Given exercise:
Every entry that follows should be repeated exactly; drop the images.

Saved data entries
---

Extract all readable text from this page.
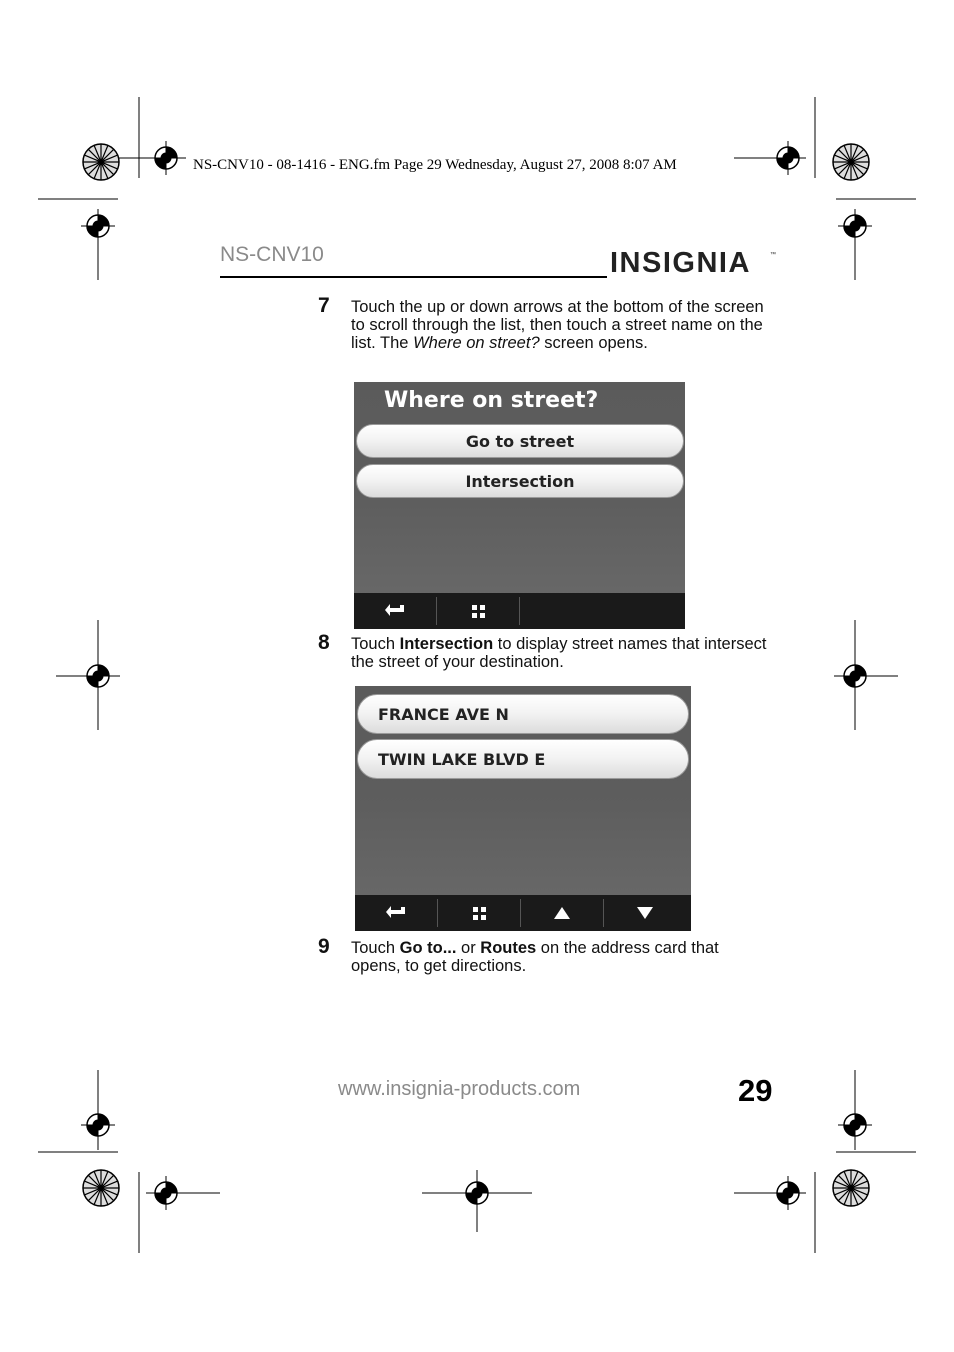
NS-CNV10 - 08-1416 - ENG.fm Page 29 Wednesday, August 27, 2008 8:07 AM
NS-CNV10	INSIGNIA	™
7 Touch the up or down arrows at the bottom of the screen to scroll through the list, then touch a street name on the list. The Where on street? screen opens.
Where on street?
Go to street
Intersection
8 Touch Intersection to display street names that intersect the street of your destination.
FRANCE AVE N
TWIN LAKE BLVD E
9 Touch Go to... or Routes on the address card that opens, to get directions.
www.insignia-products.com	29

---

Answer to this problem:
Extract all readable text from this page.
NS-CNV10 - 08-1416 - ENG.fm Page 29 Wednesday, August 27, 2008 8:07 AM
NS-CNV10	INSIGNIA	™
7 Touch the up or down arrows at the bottom of the screen to scroll through the list, then touch a street name on the list. The Where on street? screen opens.
Where on street?
Go to street
Intersection
8 Touch Intersection to display street names that intersect the street of your destination.
FRANCE AVE N
TWIN LAKE BLVD E
9 Touch Go to... or Routes on the address card that opens, to get directions.
www.insignia-products.com	29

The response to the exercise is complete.